# Task to complete:
Find the word "Safe" in the records below. List each line containing it.

Items listed in a dataset:
--
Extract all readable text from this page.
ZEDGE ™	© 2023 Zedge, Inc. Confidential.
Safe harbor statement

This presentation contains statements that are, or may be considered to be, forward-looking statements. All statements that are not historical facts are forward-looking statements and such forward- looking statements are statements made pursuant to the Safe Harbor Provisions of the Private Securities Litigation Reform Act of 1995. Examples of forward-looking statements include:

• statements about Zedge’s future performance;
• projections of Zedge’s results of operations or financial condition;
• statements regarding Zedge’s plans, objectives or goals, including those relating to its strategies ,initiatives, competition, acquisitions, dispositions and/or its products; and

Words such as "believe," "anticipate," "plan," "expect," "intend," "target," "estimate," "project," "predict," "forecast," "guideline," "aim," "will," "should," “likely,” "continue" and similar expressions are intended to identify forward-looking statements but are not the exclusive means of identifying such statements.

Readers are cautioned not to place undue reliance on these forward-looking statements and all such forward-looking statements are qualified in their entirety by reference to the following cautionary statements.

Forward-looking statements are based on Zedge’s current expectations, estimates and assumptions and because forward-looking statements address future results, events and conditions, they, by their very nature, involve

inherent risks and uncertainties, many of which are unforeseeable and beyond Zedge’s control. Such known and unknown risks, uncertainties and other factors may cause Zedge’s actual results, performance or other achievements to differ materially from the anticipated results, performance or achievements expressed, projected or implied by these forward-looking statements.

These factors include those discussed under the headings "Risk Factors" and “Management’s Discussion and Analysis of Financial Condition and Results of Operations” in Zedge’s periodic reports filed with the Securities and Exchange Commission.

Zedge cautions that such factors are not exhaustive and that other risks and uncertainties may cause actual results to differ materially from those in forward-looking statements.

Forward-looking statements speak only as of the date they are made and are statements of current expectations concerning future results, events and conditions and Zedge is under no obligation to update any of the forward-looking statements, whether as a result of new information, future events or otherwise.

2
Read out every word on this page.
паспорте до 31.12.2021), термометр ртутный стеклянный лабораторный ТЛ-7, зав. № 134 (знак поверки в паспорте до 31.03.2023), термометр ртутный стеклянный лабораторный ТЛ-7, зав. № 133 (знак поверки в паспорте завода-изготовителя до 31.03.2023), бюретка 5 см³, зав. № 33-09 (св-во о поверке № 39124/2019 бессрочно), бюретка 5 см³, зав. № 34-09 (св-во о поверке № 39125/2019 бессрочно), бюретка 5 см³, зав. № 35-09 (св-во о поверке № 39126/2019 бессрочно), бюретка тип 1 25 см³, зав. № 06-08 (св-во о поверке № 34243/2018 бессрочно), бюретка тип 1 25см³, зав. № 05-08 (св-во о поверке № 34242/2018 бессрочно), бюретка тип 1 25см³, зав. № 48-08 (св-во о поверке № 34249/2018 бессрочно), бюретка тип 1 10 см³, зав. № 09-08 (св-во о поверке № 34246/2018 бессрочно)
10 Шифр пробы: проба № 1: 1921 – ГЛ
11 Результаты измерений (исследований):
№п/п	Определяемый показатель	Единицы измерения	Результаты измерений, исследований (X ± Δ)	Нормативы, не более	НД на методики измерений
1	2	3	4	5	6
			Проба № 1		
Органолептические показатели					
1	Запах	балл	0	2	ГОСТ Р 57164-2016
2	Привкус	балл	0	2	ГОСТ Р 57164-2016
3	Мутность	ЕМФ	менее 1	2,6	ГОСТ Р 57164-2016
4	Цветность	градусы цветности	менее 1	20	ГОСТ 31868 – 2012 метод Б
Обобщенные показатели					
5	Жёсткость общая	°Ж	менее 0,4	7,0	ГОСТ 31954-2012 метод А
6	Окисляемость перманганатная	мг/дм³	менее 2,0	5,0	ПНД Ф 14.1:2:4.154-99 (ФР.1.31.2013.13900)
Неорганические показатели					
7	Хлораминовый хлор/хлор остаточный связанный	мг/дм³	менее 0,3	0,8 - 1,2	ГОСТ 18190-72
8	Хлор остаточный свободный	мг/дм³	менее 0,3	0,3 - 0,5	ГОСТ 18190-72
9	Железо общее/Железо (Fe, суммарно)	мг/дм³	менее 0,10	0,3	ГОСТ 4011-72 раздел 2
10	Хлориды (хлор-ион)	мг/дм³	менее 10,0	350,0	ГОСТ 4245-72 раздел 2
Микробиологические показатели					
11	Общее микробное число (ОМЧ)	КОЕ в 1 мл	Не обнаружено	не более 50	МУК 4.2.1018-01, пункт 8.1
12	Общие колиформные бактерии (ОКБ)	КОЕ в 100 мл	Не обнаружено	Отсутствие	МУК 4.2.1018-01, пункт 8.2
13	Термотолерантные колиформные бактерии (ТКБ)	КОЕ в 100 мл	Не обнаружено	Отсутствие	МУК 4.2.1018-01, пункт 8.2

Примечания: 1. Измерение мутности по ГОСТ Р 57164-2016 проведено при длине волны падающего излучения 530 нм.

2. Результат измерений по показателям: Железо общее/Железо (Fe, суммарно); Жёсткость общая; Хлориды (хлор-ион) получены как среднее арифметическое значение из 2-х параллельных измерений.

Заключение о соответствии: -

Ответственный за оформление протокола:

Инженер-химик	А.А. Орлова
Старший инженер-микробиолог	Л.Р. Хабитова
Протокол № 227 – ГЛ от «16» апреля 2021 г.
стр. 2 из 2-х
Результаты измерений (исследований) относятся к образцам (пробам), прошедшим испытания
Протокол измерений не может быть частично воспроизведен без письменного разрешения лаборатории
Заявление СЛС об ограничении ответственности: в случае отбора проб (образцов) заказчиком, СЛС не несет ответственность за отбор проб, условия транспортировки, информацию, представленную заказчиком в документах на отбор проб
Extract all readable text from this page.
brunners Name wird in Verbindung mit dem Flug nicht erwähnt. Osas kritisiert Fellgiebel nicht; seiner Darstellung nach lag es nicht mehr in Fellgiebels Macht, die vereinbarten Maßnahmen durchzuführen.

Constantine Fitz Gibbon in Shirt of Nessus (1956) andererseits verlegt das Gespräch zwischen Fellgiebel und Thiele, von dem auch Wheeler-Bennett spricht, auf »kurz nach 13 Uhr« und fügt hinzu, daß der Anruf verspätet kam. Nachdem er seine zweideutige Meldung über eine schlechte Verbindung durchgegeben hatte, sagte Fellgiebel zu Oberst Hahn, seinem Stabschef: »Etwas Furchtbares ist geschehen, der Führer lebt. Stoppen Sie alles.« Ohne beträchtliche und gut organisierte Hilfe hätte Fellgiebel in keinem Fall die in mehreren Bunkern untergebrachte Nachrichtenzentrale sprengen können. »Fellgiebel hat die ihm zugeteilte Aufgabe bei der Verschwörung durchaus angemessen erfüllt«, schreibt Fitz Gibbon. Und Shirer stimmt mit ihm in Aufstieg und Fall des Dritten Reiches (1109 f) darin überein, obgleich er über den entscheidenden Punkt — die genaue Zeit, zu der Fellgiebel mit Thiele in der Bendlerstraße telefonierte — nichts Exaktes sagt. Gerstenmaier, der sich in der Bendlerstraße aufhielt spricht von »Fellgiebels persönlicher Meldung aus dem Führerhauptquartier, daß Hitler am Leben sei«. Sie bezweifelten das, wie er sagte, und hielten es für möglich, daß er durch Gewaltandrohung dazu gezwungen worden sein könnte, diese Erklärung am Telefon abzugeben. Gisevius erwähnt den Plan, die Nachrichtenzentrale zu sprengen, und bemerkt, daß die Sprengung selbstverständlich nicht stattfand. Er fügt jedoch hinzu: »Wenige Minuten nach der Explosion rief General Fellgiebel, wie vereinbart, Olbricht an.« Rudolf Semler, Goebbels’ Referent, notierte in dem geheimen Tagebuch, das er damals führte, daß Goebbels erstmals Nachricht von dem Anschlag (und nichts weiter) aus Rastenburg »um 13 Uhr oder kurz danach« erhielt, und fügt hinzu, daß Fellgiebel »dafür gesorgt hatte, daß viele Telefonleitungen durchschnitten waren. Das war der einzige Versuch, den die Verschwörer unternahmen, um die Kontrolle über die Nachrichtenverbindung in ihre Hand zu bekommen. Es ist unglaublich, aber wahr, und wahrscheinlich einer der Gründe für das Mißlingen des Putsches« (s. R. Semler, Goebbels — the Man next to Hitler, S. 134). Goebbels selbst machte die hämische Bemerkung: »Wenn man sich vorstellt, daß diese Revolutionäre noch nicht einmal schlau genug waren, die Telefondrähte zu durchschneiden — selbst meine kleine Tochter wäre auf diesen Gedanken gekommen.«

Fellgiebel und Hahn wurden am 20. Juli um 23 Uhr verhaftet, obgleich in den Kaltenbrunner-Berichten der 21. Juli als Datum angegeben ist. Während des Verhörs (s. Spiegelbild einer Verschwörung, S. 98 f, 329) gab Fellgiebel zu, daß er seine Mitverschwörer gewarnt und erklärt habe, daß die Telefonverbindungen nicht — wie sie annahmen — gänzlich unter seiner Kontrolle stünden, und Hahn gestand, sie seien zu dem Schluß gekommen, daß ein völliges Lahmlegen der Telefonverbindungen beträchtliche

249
--
# Solution below:
Safe harbor statement
This presentation contains statements that are, or may be considered to be, forward-looking statements. All statements that are not historical facts are forward-looking statements and such forward- looking statements are statements made pursuant to the Safe Harbor Provisions of the Private Securities Litigation Reform Act of 1995. Examples of forward-looking statements include:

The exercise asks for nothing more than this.